## THE TASK
Go over the entries below line by line, copying each one that contains the word "this".

* begin EXCERPTED DATA *

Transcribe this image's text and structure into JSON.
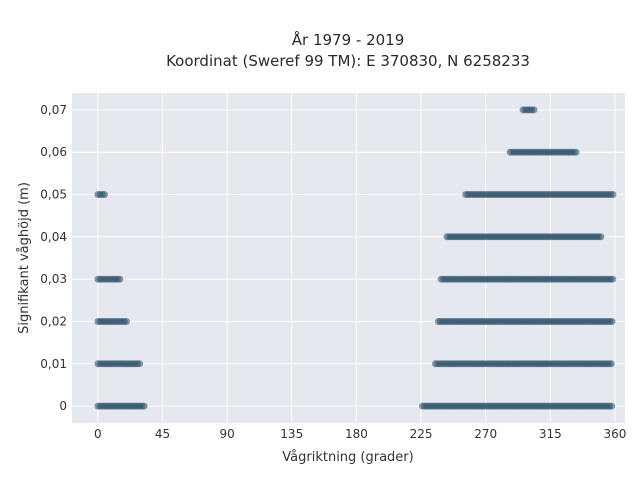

* end EXCERPTED DATA *
* begin EXCERPTED DATA *

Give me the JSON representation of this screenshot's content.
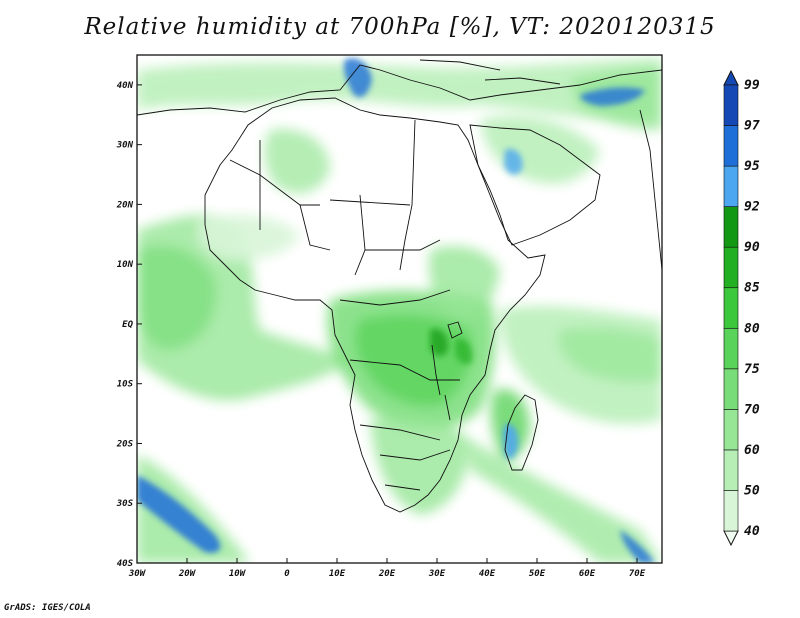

* end EXCERPTED DATA *
* begin EXCERPTED DATA *

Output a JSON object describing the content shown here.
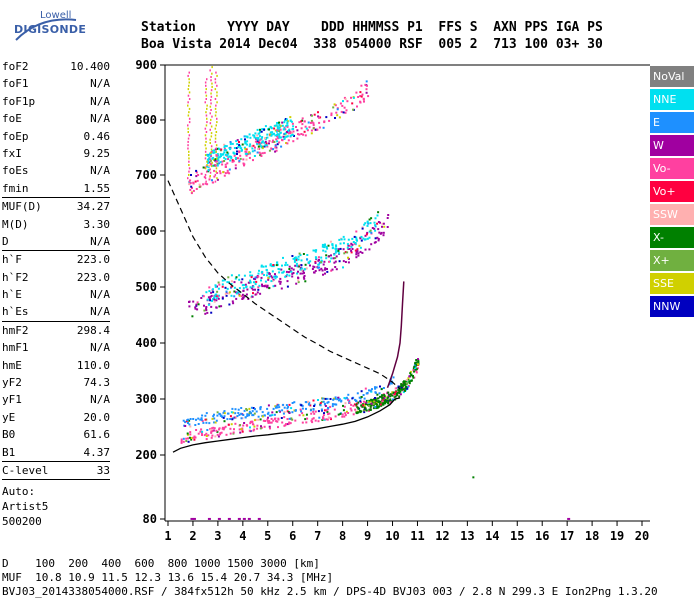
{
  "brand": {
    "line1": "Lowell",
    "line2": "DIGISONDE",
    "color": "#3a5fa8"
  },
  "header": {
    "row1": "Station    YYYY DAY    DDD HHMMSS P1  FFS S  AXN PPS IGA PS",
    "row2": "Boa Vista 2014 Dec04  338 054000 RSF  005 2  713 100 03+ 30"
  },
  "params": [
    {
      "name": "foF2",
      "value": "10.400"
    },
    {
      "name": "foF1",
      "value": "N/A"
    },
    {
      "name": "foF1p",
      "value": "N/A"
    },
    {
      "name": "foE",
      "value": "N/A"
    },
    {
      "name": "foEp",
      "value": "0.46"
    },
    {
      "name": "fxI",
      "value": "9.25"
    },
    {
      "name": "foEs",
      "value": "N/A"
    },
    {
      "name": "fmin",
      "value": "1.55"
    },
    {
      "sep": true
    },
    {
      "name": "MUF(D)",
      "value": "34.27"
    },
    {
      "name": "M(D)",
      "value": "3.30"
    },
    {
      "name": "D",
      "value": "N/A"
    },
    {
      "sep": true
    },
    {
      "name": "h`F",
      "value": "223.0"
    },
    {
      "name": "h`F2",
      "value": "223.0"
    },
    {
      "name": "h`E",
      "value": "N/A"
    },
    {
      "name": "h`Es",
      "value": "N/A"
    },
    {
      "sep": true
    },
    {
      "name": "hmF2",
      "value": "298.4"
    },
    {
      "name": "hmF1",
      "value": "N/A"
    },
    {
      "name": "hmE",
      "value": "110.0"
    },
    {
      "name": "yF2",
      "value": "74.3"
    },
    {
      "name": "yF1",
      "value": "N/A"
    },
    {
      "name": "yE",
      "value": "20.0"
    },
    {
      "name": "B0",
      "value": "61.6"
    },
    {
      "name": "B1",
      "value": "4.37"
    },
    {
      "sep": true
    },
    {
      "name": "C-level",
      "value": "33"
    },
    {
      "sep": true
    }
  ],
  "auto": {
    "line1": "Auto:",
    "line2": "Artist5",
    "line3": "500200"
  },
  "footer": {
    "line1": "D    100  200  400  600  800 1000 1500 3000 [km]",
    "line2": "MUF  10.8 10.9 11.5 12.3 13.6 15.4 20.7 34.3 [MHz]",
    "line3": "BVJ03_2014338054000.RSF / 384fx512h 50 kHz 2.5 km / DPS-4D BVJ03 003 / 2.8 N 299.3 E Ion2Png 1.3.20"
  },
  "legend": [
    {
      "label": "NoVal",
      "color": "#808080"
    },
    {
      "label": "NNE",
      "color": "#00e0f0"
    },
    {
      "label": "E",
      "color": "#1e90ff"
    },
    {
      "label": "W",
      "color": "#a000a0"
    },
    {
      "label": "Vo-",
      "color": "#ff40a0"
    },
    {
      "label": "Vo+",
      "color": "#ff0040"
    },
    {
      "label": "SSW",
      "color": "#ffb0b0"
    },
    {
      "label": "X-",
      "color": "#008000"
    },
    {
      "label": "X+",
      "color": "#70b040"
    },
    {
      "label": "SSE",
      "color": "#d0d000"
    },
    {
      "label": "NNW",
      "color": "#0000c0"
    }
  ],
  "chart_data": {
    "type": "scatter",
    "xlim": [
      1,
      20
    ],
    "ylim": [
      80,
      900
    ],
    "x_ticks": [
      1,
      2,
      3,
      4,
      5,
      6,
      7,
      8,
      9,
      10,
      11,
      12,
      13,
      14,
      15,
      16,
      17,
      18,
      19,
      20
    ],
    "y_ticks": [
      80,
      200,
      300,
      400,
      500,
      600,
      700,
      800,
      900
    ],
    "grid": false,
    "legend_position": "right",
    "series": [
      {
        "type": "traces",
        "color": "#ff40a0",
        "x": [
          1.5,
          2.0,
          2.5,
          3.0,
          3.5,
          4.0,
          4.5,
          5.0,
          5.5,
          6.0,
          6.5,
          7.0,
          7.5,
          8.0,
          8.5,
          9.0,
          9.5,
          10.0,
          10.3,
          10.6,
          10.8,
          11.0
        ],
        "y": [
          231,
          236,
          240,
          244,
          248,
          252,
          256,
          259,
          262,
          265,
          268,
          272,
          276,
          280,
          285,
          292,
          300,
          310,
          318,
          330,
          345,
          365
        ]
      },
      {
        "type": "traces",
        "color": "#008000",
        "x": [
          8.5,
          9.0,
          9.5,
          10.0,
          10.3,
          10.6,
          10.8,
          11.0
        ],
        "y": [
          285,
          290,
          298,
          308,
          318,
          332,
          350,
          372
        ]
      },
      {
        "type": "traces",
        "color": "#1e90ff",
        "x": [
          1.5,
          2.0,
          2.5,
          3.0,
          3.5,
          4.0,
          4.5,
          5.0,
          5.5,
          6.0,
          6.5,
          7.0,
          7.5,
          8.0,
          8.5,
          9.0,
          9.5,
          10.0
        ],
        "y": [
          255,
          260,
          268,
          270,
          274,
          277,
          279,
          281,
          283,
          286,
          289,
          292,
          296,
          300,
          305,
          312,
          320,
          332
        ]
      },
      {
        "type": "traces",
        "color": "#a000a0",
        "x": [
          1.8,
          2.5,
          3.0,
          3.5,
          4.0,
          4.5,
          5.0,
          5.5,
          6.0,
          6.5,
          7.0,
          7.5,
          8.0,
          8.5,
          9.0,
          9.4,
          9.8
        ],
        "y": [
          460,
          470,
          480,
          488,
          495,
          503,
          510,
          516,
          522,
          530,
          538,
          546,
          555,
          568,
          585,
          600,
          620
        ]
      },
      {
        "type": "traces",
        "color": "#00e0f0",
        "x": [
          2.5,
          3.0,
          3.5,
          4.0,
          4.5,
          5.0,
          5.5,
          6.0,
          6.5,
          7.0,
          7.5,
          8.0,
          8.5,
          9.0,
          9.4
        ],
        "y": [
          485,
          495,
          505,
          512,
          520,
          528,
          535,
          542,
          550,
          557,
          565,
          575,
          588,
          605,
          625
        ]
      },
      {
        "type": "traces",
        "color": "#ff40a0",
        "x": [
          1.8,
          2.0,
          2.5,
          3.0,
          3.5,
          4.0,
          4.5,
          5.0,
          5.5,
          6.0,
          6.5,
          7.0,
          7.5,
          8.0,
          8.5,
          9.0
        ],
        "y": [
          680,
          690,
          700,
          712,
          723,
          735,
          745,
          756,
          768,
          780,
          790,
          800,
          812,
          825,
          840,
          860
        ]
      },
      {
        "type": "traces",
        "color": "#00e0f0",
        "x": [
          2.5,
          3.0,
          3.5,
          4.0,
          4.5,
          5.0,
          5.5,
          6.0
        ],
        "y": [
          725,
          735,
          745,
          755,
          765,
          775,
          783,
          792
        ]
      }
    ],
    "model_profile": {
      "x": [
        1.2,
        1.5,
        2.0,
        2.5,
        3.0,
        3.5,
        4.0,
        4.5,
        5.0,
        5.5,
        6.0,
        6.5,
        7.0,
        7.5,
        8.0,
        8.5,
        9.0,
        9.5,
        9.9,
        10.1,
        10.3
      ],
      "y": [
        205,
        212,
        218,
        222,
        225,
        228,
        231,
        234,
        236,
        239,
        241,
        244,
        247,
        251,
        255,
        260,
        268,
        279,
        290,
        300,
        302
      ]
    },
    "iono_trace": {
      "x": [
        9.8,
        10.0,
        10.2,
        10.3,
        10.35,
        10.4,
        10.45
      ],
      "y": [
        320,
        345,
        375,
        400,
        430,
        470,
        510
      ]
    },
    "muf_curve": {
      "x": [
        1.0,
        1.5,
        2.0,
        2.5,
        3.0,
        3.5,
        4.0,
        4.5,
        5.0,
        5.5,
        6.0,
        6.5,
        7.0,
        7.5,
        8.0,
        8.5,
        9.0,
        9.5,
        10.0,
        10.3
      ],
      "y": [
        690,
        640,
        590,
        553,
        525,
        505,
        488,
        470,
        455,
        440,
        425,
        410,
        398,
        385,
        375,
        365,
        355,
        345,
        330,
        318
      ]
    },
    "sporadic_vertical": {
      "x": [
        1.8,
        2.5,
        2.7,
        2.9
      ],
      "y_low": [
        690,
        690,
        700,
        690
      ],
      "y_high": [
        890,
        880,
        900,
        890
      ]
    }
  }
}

* end EXCERPTED DATA *

## EXERCISE OUTPUT
Transcribe this image's text and structure into JSON.
Give me the JSON representation of this screenshot's content.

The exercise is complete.